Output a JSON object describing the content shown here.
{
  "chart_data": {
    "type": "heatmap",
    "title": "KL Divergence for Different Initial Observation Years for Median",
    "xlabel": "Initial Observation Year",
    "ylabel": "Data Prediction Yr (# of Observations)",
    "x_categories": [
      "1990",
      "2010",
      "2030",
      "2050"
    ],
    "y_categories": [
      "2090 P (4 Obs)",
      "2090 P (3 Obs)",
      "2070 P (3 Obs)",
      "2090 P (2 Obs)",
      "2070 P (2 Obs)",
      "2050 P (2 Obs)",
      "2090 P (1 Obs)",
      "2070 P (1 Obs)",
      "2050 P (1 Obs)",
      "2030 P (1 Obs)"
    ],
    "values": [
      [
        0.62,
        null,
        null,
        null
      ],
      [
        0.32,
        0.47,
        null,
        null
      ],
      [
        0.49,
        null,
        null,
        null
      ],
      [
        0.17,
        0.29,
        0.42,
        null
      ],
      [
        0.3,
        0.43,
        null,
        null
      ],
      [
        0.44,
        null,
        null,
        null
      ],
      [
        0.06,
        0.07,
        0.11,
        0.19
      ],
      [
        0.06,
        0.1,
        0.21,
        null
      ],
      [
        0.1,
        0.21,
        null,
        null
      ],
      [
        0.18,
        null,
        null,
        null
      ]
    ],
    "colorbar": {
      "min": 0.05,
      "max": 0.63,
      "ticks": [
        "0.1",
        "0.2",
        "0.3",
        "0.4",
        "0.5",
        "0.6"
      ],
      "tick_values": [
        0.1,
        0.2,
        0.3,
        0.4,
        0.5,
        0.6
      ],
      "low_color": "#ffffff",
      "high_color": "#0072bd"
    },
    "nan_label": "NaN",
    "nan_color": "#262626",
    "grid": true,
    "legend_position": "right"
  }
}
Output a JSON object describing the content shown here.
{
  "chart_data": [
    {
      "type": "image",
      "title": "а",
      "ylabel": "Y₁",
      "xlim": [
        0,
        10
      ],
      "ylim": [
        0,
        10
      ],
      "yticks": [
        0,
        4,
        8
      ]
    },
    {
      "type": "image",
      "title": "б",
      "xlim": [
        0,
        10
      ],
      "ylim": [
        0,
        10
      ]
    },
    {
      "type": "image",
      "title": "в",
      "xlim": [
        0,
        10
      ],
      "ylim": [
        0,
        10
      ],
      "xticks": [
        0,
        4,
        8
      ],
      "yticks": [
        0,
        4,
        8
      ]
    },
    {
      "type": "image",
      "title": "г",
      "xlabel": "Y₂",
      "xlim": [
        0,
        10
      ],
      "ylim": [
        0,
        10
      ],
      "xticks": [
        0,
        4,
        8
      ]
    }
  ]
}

-- Your task --
Using the entries above, please restate each one word for word.

-- Response to the task --
Output a JSON object describing the content shown here.
{
  "chart_data": {
    "type": "heatmap",
    "title": "KL Divergence for Different Initial Observation Years for Median",
    "xlabel": "Initial Observation Year",
    "ylabel": "Data Prediction Yr (# of Observations)",
    "x_categories": [
      "1990",
      "2010",
      "2030",
      "2050"
    ],
    "y_categories": [
      "2090 P (4 Obs)",
      "2090 P (3 Obs)",
      "2070 P (3 Obs)",
      "2090 P (2 Obs)",
      "2070 P (2 Obs)",
      "2050 P (2 Obs)",
      "2090 P (1 Obs)",
      "2070 P (1 Obs)",
      "2050 P (1 Obs)",
      "2030 P (1 Obs)"
    ],
    "values": [
      [
        0.62,
        null,
        null,
        null
      ],
      [
        0.32,
        0.47,
        null,
        null
      ],
      [
        0.49,
        null,
        null,
        null
      ],
      [
        0.17,
        0.29,
        0.42,
        null
      ],
      [
        0.3,
        0.43,
        null,
        null
      ],
      [
        0.44,
        null,
        null,
        null
      ],
      [
        0.06,
        0.07,
        0.11,
        0.19
      ],
      [
        0.06,
        0.1,
        0.21,
        null
      ],
      [
        0.1,
        0.21,
        null,
        null
      ],
      [
        0.18,
        null,
        null,
        null
      ]
    ],
    "colorbar": {
      "min": 0.05,
      "max": 0.63,
      "ticks": [
        "0.1",
        "0.2",
        "0.3",
        "0.4",
        "0.5",
        "0.6"
      ],
      "tick_values": [
        0.1,
        0.2,
        0.3,
        0.4,
        0.5,
        0.6
      ],
      "low_color": "#ffffff",
      "high_color": "#0072bd"
    },
    "nan_label": "NaN",
    "nan_color": "#262626",
    "grid": true,
    "legend_position": "right"
  }
}
Output a JSON object describing the content shown here.
{
  "chart_data": [
    {
      "type": "image",
      "title": "а",
      "ylabel": "Y₁",
      "xlim": [
        0,
        10
      ],
      "ylim": [
        0,
        10
      ],
      "yticks": [
        0,
        4,
        8
      ]
    },
    {
      "type": "image",
      "title": "б",
      "xlim": [
        0,
        10
      ],
      "ylim": [
        0,
        10
      ]
    },
    {
      "type": "image",
      "title": "в",
      "xlim": [
        0,
        10
      ],
      "ylim": [
        0,
        10
      ],
      "xticks": [
        0,
        4,
        8
      ],
      "yticks": [
        0,
        4,
        8
      ]
    },
    {
      "type": "image",
      "title": "г",
      "xlabel": "Y₂",
      "xlim": [
        0,
        10
      ],
      "ylim": [
        0,
        10
      ],
      "xticks": [
        0,
        4,
        8
      ]
    }
  ]
}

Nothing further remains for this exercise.